» Dataset extract:
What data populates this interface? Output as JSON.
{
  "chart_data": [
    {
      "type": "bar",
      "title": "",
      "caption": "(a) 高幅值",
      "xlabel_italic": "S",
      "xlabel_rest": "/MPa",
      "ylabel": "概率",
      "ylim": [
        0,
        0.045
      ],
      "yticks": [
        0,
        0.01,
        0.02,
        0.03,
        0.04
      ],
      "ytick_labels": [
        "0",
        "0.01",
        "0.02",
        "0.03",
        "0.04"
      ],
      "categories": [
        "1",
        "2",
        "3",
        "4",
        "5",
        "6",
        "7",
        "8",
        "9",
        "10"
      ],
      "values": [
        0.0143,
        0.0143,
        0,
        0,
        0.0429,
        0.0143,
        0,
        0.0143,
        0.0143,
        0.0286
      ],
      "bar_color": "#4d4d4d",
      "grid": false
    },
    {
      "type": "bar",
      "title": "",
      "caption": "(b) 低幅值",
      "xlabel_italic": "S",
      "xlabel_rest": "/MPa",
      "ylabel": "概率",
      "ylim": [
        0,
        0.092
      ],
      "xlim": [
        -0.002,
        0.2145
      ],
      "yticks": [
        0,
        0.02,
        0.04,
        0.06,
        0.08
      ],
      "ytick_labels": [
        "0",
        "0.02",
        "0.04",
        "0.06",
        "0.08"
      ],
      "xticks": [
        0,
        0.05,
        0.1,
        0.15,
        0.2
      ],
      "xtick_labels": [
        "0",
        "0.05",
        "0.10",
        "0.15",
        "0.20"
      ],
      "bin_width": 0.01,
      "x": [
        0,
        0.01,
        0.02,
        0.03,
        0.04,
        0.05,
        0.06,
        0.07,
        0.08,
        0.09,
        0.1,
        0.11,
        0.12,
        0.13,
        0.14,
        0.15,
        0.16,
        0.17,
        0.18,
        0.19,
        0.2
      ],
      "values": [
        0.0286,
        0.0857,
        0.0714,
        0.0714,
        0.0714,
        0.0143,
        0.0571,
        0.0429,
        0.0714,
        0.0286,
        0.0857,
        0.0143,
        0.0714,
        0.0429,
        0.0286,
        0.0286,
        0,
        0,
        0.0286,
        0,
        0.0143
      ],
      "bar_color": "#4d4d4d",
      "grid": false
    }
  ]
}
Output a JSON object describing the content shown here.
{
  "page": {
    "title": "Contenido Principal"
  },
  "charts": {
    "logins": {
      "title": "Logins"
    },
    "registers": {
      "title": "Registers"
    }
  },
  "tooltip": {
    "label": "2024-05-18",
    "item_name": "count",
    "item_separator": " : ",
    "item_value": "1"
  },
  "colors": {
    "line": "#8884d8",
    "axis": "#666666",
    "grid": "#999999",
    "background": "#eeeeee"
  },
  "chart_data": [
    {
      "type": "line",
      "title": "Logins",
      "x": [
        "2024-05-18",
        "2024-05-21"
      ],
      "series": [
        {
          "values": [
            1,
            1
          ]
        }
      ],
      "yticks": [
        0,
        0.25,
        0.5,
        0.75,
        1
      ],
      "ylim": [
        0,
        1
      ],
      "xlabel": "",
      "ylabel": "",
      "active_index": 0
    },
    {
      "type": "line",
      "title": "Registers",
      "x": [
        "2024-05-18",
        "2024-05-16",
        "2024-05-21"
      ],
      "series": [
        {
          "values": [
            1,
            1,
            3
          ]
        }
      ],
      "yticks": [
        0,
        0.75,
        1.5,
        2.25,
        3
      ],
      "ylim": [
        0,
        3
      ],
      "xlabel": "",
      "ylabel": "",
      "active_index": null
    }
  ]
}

» Given request: Repeat each of the entries above precisely as given.

» Exercise output:
What data populates this interface? Output as JSON.
{
  "chart_data": [
    {
      "type": "bar",
      "title": "",
      "caption": "(a) 高幅值",
      "xlabel_italic": "S",
      "xlabel_rest": "/MPa",
      "ylabel": "概率",
      "ylim": [
        0,
        0.045
      ],
      "yticks": [
        0,
        0.01,
        0.02,
        0.03,
        0.04
      ],
      "ytick_labels": [
        "0",
        "0.01",
        "0.02",
        "0.03",
        "0.04"
      ],
      "categories": [
        "1",
        "2",
        "3",
        "4",
        "5",
        "6",
        "7",
        "8",
        "9",
        "10"
      ],
      "values": [
        0.0143,
        0.0143,
        0,
        0,
        0.0429,
        0.0143,
        0,
        0.0143,
        0.0143,
        0.0286
      ],
      "bar_color": "#4d4d4d",
      "grid": false
    },
    {
      "type": "bar",
      "title": "",
      "caption": "(b) 低幅值",
      "xlabel_italic": "S",
      "xlabel_rest": "/MPa",
      "ylabel": "概率",
      "ylim": [
        0,
        0.092
      ],
      "xlim": [
        -0.002,
        0.2145
      ],
      "yticks": [
        0,
        0.02,
        0.04,
        0.06,
        0.08
      ],
      "ytick_labels": [
        "0",
        "0.02",
        "0.04",
        "0.06",
        "0.08"
      ],
      "xticks": [
        0,
        0.05,
        0.1,
        0.15,
        0.2
      ],
      "xtick_labels": [
        "0",
        "0.05",
        "0.10",
        "0.15",
        "0.20"
      ],
      "bin_width": 0.01,
      "x": [
        0,
        0.01,
        0.02,
        0.03,
        0.04,
        0.05,
        0.06,
        0.07,
        0.08,
        0.09,
        0.1,
        0.11,
        0.12,
        0.13,
        0.14,
        0.15,
        0.16,
        0.17,
        0.18,
        0.19,
        0.2
      ],
      "values": [
        0.0286,
        0.0857,
        0.0714,
        0.0714,
        0.0714,
        0.0143,
        0.0571,
        0.0429,
        0.0714,
        0.0286,
        0.0857,
        0.0143,
        0.0714,
        0.0429,
        0.0286,
        0.0286,
        0,
        0,
        0.0286,
        0,
        0.0143
      ],
      "bar_color": "#4d4d4d",
      "grid": false
    }
  ]
}
Output a JSON object describing the content shown here.
{
  "page": {
    "title": "Contenido Principal"
  },
  "charts": {
    "logins": {
      "title": "Logins"
    },
    "registers": {
      "title": "Registers"
    }
  },
  "tooltip": {
    "label": "2024-05-18",
    "item_name": "count",
    "item_separator": " : ",
    "item_value": "1"
  },
  "colors": {
    "line": "#8884d8",
    "axis": "#666666",
    "grid": "#999999",
    "background": "#eeeeee"
  },
  "chart_data": [
    {
      "type": "line",
      "title": "Logins",
      "x": [
        "2024-05-18",
        "2024-05-21"
      ],
      "series": [
        {
          "values": [
            1,
            1
          ]
        }
      ],
      "yticks": [
        0,
        0.25,
        0.5,
        0.75,
        1
      ],
      "ylim": [
        0,
        1
      ],
      "xlabel": "",
      "ylabel": "",
      "active_index": 0
    },
    {
      "type": "line",
      "title": "Registers",
      "x": [
        "2024-05-18",
        "2024-05-16",
        "2024-05-21"
      ],
      "series": [
        {
          "values": [
            1,
            1,
            3
          ]
        }
      ],
      "yticks": [
        0,
        0.75,
        1.5,
        2.25,
        3
      ],
      "ylim": [
        0,
        3
      ],
      "xlabel": "",
      "ylabel": "",
      "active_index": null
    }
  ]
}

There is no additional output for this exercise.